Dataset records:

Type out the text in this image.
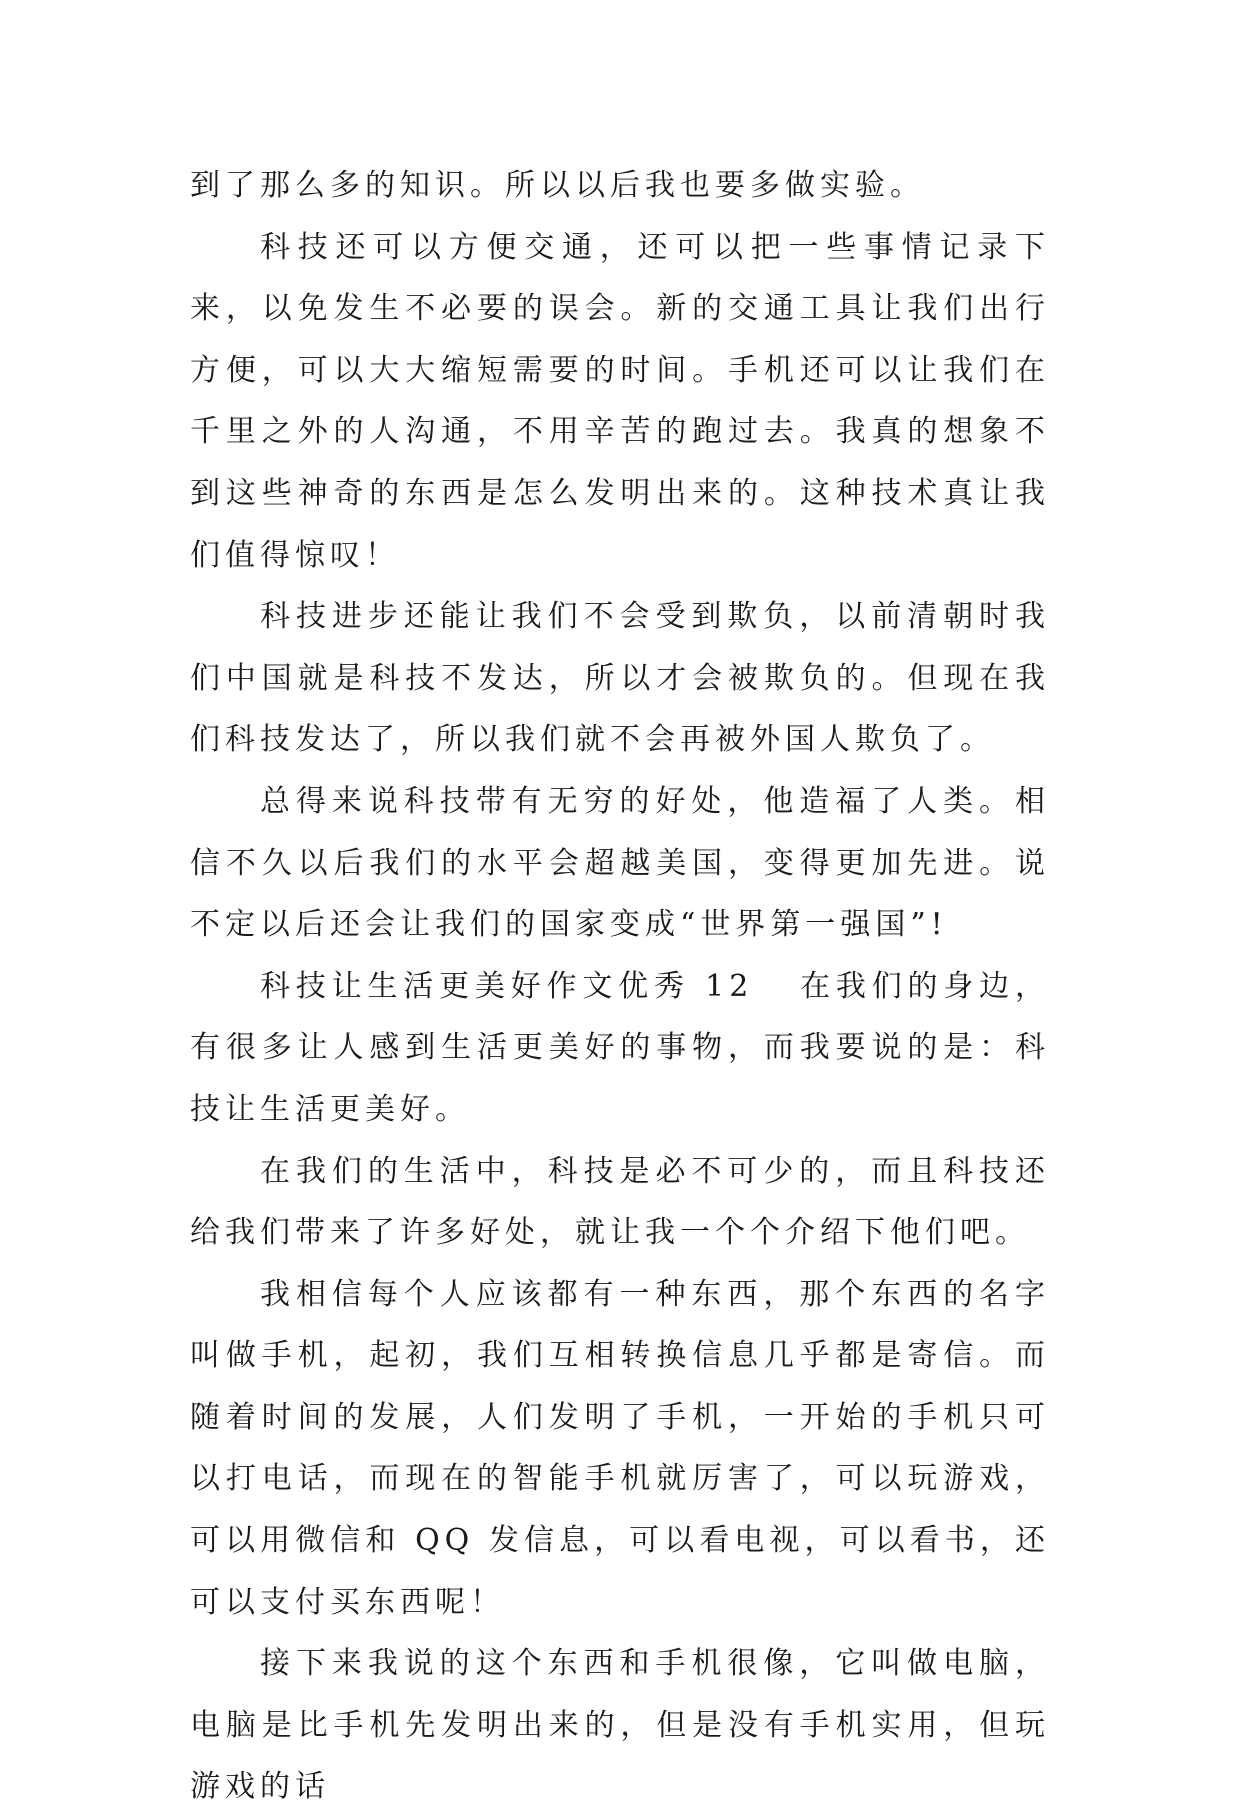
到了那么多的知识。所以以后我也要多做实验。

科技还可以方便交通，还可以把一些事情记录下来，以免发生不必要的误会。新的交通工具让我们出行方便，可以大大缩短需要的时间。手机还可以让我们在千里之外的人沟通，不用辛苦的跑过去。我真的想象不到这些神奇的东西是怎么发明出来的。这种技术真让我们值得惊叹！

科技进步还能让我们不会受到欺负，以前清朝时我们中国就是科技不发达，所以才会被欺负的。但现在我们科技发达了，所以我们就不会再被外国人欺负了。

总得来说科技带有无穷的好处，他造福了人类。相信不久以后我们的水平会超越美国，变得更加先进。说不定以后还会让我们的国家变成“世界第一强国”!

科技让生活更美好作文优秀 12 在我们的身边，有很多让人感到生活更美好的事物，而我要说的是：科技让生活更美好。

在我们的生活中，科技是必不可少的，而且科技还给我们带来了许多好处，就让我一个个介绍下他们吧。

我相信每个人应该都有一种东西，那个东西的名字叫做手机，起初，我们互相转换信息几乎都是寄信。而随着时间的发展，人们发明了手机，一开始的手机只可以打电话，而现在的智能手机就厉害了，可以玩游戏，可以用微信和 QQ 发信息，可以看电视，可以看书，还可以支付买东西呢！

接下来我说的这个东西和手机很像，它叫做电脑，电脑是比手机先发明出来的，但是没有手机实用，但玩游戏的话
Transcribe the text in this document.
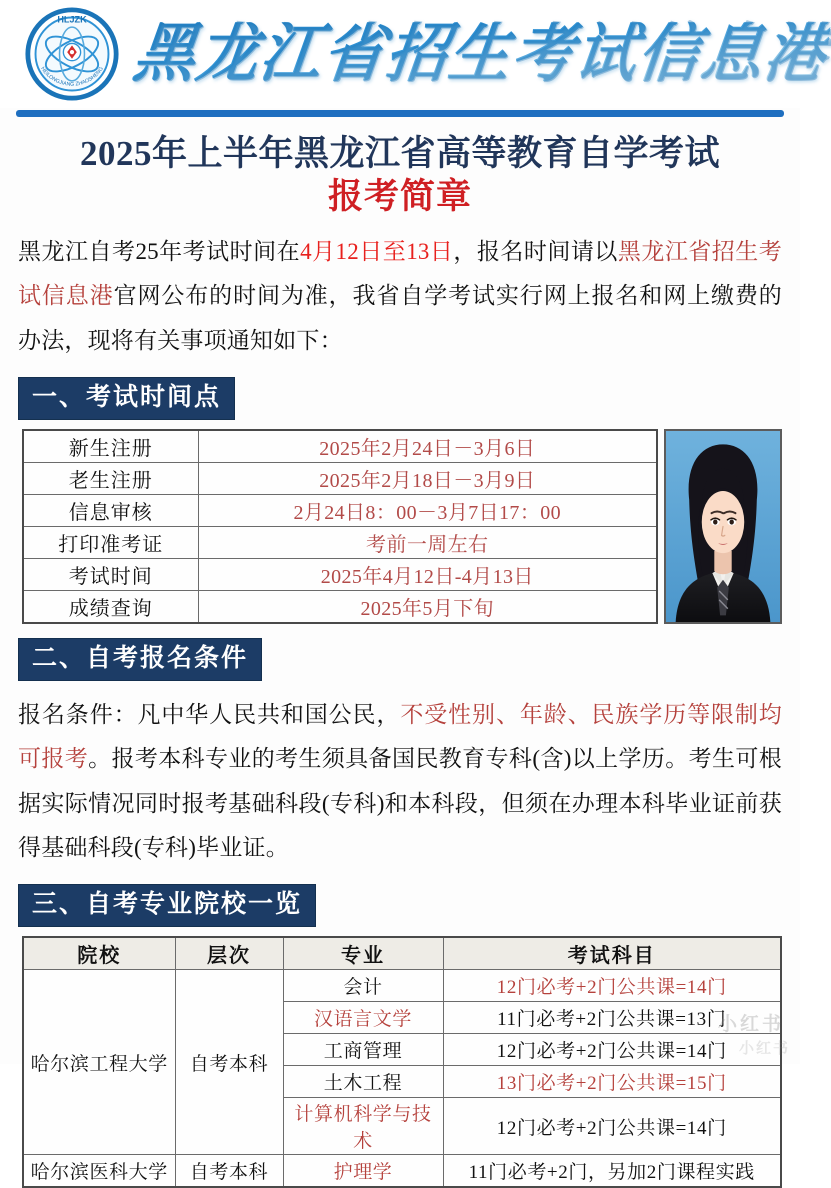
HLJZK
HEILONGJIANG ZHAOSHENG 黑龙江省招生考试信息港
2025年上半年黑龙江省高等教育自学考试
报考简章

黑龙江自考25年考试时间在4月12日至13日，报名时间请以黑龙江省招生考试信息港官网公布的时间为准，我省自学考试实行网上报名和网上缴费的办法，现将有关事项通知如下：

一、考试时间点
新生注册	2025年2月24日－3月6日
老生注册	2025年2月18日－3月9日
信息审核	2月24日8：00－3月7日17：00
打印准考证	考前一周左右
考试时间	2025年4月12日-4月13日
成绩查询	2025年5月下旬
二、自考报名条件

报名条件：凡中华人民共和国公民，不受性别、年龄、民族学历等限制均可报考。报考本科专业的考生须具备国民教育专科(含)以上学历。考生可根据实际情况同时报考基础科段(专科)和本科段，但须在办理本科毕业证前获得基础科段(专科)毕业证。

三、自考专业院校一览
院校	层次	专业	考试科目
哈尔滨工程大学	自考本科	会计	12门必考+2门公共课=14门
		汉语言文学	11门必考+2门公共课=13门
		工商管理	12门必考+2门公共课=14门
		土木工程	13门必考+2门公共课=15门
		计算机科学与技术	12门必考+2门公共课=14门
哈尔滨医科大学	自考本科	护理学	11门必考+2门，另加2门课程实践
小红书
小红书
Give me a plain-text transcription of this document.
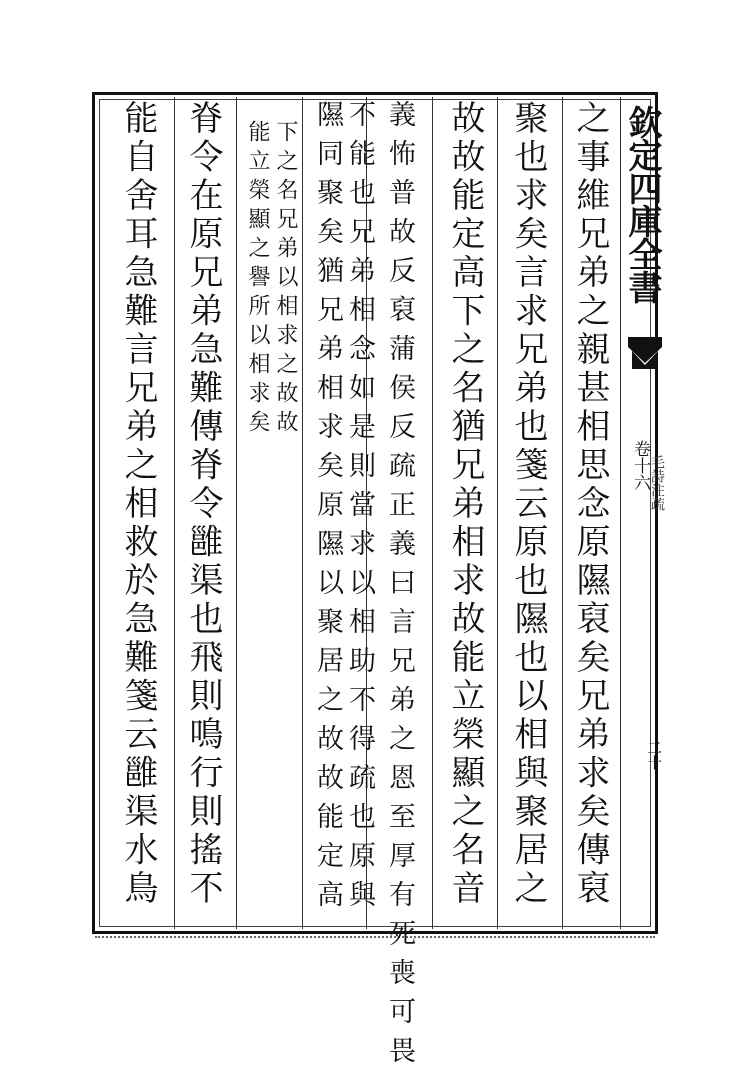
欽定四庫全書
毛詩注疏
卷十六
二十
之事維兄弟之親甚相思念原隰裒矣兄弟求矣傳裒
聚也求矣言求兄弟也箋云原也隰也以相與聚居之
故故能定高下之名猶兄弟相求故能立榮顯之名音
義怖普故反裒蒲侯反疏正義曰言兄弟之恩至厚有死喪可畏
不能也兄弟相念如是則當求以相助不得疏也原與
隰同聚矣猶兄弟相求矣原隰以聚居之故故能定高
下之名兄弟以相求之故故
能立榮顯之譽所以相求矣
脊令在原兄弟急難傳脊令雝渠也飛則鳴行則搖不
能自舍耳急難言兄弟之相救於急難箋云雝渠水鳥
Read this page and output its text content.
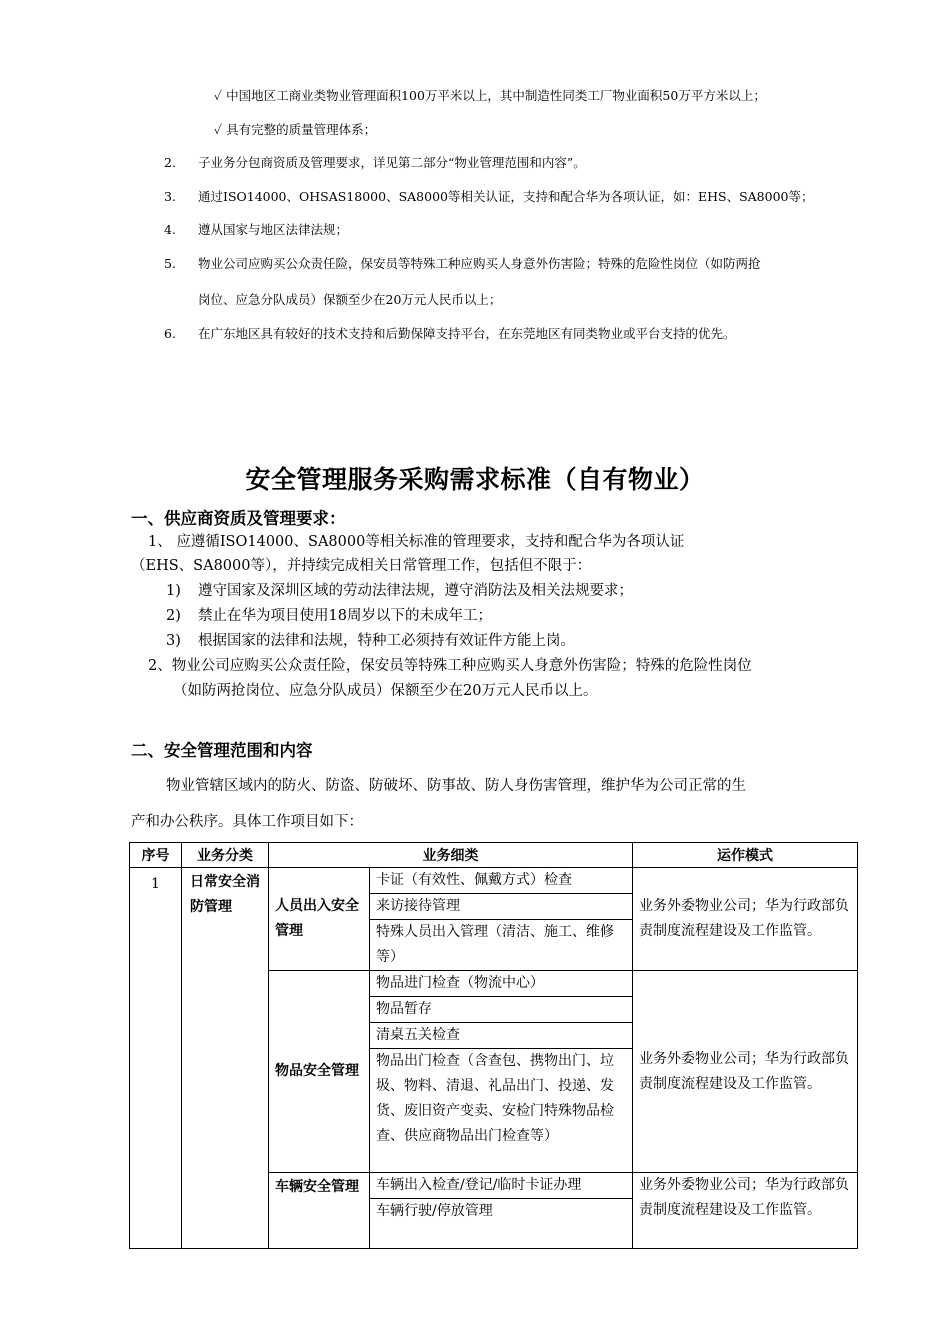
✓ 中国地区工商业类物业管理面积100万平米以上，其中制造性同类工厂物业面积50万平方米以上；
✓ 具有完整的质量管理体系；
2. 子业务分包商资质及管理要求，详见第二部分“物业管理范围和内容”。
3. 通过ISO14000、OHSAS18000、SA8000等相关认证，支持和配合华为各项认证，如：EHS、SA8000等；
4. 遵从国家与地区法律法规；
5. 物业公司应购买公众责任险，保安员等特殊工种应购买人身意外伤害险；特殊的危险性岗位（如防两抢
岗位、应急分队成员）保额至少在20万元人民币以上；
6. 在广东地区具有较好的技术支持和后勤保障支持平台，在东莞地区有同类物业或平台支持的优先。
安全管理服务采购需求标准（自有物业）
一、供应商资质及管理要求：
1、 应遵循ISO14000、SA8000等相关标准的管理要求，支持和配合华为各项认证
（EHS、SA8000等），并持续完成相关日常管理工作，包括但不限于：
1) 遵守国家及深圳区域的劳动法律法规，遵守消防法及相关法规要求；
2) 禁止在华为项目使用18周岁以下的未成年工；
3) 根据国家的法律和法规，特种工必须持有效证件方能上岗。
2、物业公司应购买公众责任险，保安员等特殊工种应购买人身意外伤害险；特殊的危险性岗位
（如防两抢岗位、应急分队成员）保额至少在20万元人民币以上。
二、安全管理范围和内容
物业管辖区域内的防火、防盗、防破坏、防事故、防人身伤害管理，维护华为公司正常的生
产和办公秩序。具体工作项目如下：
序号	业务分类	业务细类		运作模式

1	日常安全消防管理	人员出入安全管理	卡证（有效性、佩戴方式）检查
来访接待管理
特殊人员出入管理（清洁、施工、维修等）	业务外委物业公司；华为行政部负责制度流程建设及工作监管。

		物品安全管理	物品进门检查（物流中心）
物品暂存
清桌五关检查
物品出门检查（含查包、携物出门、垃圾、物料、清退、礼品出门、投递、发货、废旧资产变卖、安检门特殊物品检查、供应商物品出门检查等）	业务外委物业公司；华为行政部负责制度流程建设及工作监管。

		车辆安全管理	车辆出入检查/登记/临时卡证办理
车辆行驶/停放管理	业务外委物业公司；华为行政部负责制度流程建设及工作监管。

* _WORK TO BE COMPLETED_: Select every line above that contains the word "this", and copy it.

* _TASK SOLUTION_:
Type out the text in this image.
Transcribe the text in this document.
Give me a plain-text transcription of this document.
Read this page and output its text content.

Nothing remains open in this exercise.